**WHAT IS REQUIRED**
Transcribe the data that follows precisely, omitting nothing.

Stored entries:
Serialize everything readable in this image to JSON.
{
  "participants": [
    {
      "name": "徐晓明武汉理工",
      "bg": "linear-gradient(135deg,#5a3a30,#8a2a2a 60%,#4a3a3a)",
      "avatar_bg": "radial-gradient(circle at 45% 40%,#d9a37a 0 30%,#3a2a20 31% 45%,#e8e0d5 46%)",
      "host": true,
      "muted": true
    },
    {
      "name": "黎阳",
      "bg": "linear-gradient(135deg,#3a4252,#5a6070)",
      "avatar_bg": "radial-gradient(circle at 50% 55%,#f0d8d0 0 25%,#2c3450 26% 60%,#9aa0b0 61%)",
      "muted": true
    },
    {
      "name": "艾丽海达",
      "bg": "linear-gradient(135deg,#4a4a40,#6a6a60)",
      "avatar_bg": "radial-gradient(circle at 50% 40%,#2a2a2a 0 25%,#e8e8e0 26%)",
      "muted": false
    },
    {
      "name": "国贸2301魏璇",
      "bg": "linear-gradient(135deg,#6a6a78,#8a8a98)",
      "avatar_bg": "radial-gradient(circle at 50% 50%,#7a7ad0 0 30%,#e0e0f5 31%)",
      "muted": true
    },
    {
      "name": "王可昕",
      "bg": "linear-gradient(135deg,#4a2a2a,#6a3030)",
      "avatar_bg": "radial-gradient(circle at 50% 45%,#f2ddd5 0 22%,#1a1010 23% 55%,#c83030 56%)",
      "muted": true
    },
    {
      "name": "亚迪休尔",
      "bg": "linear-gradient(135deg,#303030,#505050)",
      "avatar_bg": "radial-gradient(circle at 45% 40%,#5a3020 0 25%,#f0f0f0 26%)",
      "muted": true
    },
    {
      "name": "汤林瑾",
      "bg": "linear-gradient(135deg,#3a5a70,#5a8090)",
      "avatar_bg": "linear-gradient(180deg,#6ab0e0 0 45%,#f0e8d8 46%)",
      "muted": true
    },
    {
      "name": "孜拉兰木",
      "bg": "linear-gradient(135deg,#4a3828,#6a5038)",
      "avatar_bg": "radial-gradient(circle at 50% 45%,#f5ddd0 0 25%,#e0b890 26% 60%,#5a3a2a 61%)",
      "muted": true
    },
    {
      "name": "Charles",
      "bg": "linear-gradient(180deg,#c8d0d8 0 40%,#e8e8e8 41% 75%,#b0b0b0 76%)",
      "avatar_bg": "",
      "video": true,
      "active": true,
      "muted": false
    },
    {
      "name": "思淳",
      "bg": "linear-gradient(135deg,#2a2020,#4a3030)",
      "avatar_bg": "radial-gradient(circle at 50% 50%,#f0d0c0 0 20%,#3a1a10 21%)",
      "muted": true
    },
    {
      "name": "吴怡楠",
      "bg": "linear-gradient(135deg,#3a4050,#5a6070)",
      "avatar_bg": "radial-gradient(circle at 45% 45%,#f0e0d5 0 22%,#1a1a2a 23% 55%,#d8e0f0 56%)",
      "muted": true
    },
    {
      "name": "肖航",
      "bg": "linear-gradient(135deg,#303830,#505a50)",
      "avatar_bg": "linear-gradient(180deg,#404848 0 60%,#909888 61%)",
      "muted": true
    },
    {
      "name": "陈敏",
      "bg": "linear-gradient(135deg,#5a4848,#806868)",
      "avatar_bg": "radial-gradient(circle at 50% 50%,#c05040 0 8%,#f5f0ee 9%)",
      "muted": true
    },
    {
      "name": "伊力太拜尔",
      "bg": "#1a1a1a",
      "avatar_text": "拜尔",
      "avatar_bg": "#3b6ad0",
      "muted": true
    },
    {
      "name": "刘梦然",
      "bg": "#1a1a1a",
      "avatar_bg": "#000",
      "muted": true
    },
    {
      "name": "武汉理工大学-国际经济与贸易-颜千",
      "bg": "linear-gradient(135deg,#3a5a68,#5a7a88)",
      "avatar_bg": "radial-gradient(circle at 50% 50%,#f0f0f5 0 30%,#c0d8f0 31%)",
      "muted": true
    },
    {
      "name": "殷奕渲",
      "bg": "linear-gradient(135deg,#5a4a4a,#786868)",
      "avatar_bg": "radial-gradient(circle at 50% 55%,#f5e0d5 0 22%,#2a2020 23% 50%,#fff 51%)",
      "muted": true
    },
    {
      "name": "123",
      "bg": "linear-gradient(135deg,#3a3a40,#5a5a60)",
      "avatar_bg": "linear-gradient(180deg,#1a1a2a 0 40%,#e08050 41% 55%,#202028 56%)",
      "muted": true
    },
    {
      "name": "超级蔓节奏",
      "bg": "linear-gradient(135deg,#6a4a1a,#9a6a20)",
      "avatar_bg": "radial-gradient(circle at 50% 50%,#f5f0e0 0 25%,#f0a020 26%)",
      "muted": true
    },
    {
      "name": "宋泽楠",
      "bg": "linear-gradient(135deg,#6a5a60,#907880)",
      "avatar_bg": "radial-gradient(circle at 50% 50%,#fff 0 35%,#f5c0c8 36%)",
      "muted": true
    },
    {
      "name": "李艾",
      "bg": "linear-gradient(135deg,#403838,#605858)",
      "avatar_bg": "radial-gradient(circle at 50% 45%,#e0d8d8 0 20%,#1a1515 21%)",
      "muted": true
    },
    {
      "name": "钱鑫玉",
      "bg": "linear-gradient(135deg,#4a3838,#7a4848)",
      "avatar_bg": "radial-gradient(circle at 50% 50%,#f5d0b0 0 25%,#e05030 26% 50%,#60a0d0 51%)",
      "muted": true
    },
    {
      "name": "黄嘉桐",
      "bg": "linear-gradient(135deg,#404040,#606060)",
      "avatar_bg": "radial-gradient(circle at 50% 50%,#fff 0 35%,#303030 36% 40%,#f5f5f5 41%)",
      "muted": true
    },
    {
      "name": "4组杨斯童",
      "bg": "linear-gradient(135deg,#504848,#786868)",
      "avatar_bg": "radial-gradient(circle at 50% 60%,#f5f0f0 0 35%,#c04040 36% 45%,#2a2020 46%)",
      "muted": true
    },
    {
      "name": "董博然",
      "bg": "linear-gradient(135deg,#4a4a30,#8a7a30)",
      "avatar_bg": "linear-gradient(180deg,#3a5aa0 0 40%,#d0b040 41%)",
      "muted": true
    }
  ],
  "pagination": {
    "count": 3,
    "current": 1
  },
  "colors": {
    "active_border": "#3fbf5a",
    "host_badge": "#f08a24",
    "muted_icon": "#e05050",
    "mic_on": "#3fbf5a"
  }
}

**TASK OUTPUT**
Serialize everything readable in this image to JSON.
{
  "participants": [
    {
      "name": "徐晓明武汉理工",
      "bg": "linear-gradient(135deg,#5a3a30,#8a2a2a 60%,#4a3a3a)",
      "avatar_bg": "radial-gradient(circle at 45% 40%,#d9a37a 0 30%,#3a2a20 31% 45%,#e8e0d5 46%)",
      "host": true,
      "muted": true
    },
    {
      "name": "黎阳",
      "bg": "linear-gradient(135deg,#3a4252,#5a6070)",
      "avatar_bg": "radial-gradient(circle at 50% 55%,#f0d8d0 0 25%,#2c3450 26% 60%,#9aa0b0 61%)",
      "muted": true
    },
    {
      "name": "艾丽海达",
      "bg": "linear-gradient(135deg,#4a4a40,#6a6a60)",
      "avatar_bg": "radial-gradient(circle at 50% 40%,#2a2a2a 0 25%,#e8e8e0 26%)",
      "muted": false
    },
    {
      "name": "国贸2301魏璇",
      "bg": "linear-gradient(135deg,#6a6a78,#8a8a98)",
      "avatar_bg": "radial-gradient(circle at 50% 50%,#7a7ad0 0 30%,#e0e0f5 31%)",
      "muted": true
    },
    {
      "name": "王可昕",
      "bg": "linear-gradient(135deg,#4a2a2a,#6a3030)",
      "avatar_bg": "radial-gradient(circle at 50% 45%,#f2ddd5 0 22%,#1a1010 23% 55%,#c83030 56%)",
      "muted": true
    },
    {
      "name": "亚迪休尔",
      "bg": "linear-gradient(135deg,#303030,#505050)",
      "avatar_bg": "radial-gradient(circle at 45% 40%,#5a3020 0 25%,#f0f0f0 26%)",
      "muted": true
    },
    {
      "name": "汤林瑾",
      "bg": "linear-gradient(135deg,#3a5a70,#5a8090)",
      "avatar_bg": "linear-gradient(180deg,#6ab0e0 0 45%,#f0e8d8 46%)",
      "muted": true
    },
    {
      "name": "孜拉兰木",
      "bg": "linear-gradient(135deg,#4a3828,#6a5038)",
      "avatar_bg": "radial-gradient(circle at 50% 45%,#f5ddd0 0 25%,#e0b890 26% 60%,#5a3a2a 61%)",
      "muted": true
    },
    {
      "name": "Charles",
      "bg": "linear-gradient(180deg,#c8d0d8 0 40%,#e8e8e8 41% 75%,#b0b0b0 76%)",
      "avatar_bg": "",
      "video": true,
      "active": true,
      "muted": false
    },
    {
      "name": "思淳",
      "bg": "linear-gradient(135deg,#2a2020,#4a3030)",
      "avatar_bg": "radial-gradient(circle at 50% 50%,#f0d0c0 0 20%,#3a1a10 21%)",
      "muted": true
    },
    {
      "name": "吴怡楠",
      "bg": "linear-gradient(135deg,#3a4050,#5a6070)",
      "avatar_bg": "radial-gradient(circle at 45% 45%,#f0e0d5 0 22%,#1a1a2a 23% 55%,#d8e0f0 56%)",
      "muted": true
    },
    {
      "name": "肖航",
      "bg": "linear-gradient(135deg,#303830,#505a50)",
      "avatar_bg": "linear-gradient(180deg,#404848 0 60%,#909888 61%)",
      "muted": true
    },
    {
      "name": "陈敏",
      "bg": "linear-gradient(135deg,#5a4848,#806868)",
      "avatar_bg": "radial-gradient(circle at 50% 50%,#c05040 0 8%,#f5f0ee 9%)",
      "muted": true
    },
    {
      "name": "伊力太拜尔",
      "bg": "#1a1a1a",
      "avatar_text": "拜尔",
      "avatar_bg": "#3b6ad0",
      "muted": true
    },
    {
      "name": "刘梦然",
      "bg": "#1a1a1a",
      "avatar_bg": "#000",
      "muted": true
    },
    {
      "name": "武汉理工大学-国际经济与贸易-颜千",
      "bg": "linear-gradient(135deg,#3a5a68,#5a7a88)",
      "avatar_bg": "radial-gradient(circle at 50% 50%,#f0f0f5 0 30%,#c0d8f0 31%)",
      "muted": true
    },
    {
      "name": "殷奕渲",
      "bg": "linear-gradient(135deg,#5a4a4a,#786868)",
      "avatar_bg": "radial-gradient(circle at 50% 55%,#f5e0d5 0 22%,#2a2020 23% 50%,#fff 51%)",
      "muted": true
    },
    {
      "name": "123",
      "bg": "linear-gradient(135deg,#3a3a40,#5a5a60)",
      "avatar_bg": "linear-gradient(180deg,#1a1a2a 0 40%,#e08050 41% 55%,#202028 56%)",
      "muted": true
    },
    {
      "name": "超级蔓节奏",
      "bg": "linear-gradient(135deg,#6a4a1a,#9a6a20)",
      "avatar_bg": "radial-gradient(circle at 50% 50%,#f5f0e0 0 25%,#f0a020 26%)",
      "muted": true
    },
    {
      "name": "宋泽楠",
      "bg": "linear-gradient(135deg,#6a5a60,#907880)",
      "avatar_bg": "radial-gradient(circle at 50% 50%,#fff 0 35%,#f5c0c8 36%)",
      "muted": true
    },
    {
      "name": "李艾",
      "bg": "linear-gradient(135deg,#403838,#605858)",
      "avatar_bg": "radial-gradient(circle at 50% 45%,#e0d8d8 0 20%,#1a1515 21%)",
      "muted": true
    },
    {
      "name": "钱鑫玉",
      "bg": "linear-gradient(135deg,#4a3838,#7a4848)",
      "avatar_bg": "radial-gradient(circle at 50% 50%,#f5d0b0 0 25%,#e05030 26% 50%,#60a0d0 51%)",
      "muted": true
    },
    {
      "name": "黄嘉桐",
      "bg": "linear-gradient(135deg,#404040,#606060)",
      "avatar_bg": "radial-gradient(circle at 50% 50%,#fff 0 35%,#303030 36% 40%,#f5f5f5 41%)",
      "muted": true
    },
    {
      "name": "4组杨斯童",
      "bg": "linear-gradient(135deg,#504848,#786868)",
      "avatar_bg": "radial-gradient(circle at 50% 60%,#f5f0f0 0 35%,#c04040 36% 45%,#2a2020 46%)",
      "muted": true
    },
    {
      "name": "董博然",
      "bg": "linear-gradient(135deg,#4a4a30,#8a7a30)",
      "avatar_bg": "linear-gradient(180deg,#3a5aa0 0 40%,#d0b040 41%)",
      "muted": true
    }
  ],
  "pagination": {
    "count": 3,
    "current": 1
  },
  "colors": {
    "active_border": "#3fbf5a",
    "host_badge": "#f08a24",
    "muted_icon": "#e05050",
    "mic_on": "#3fbf5a"
  }
}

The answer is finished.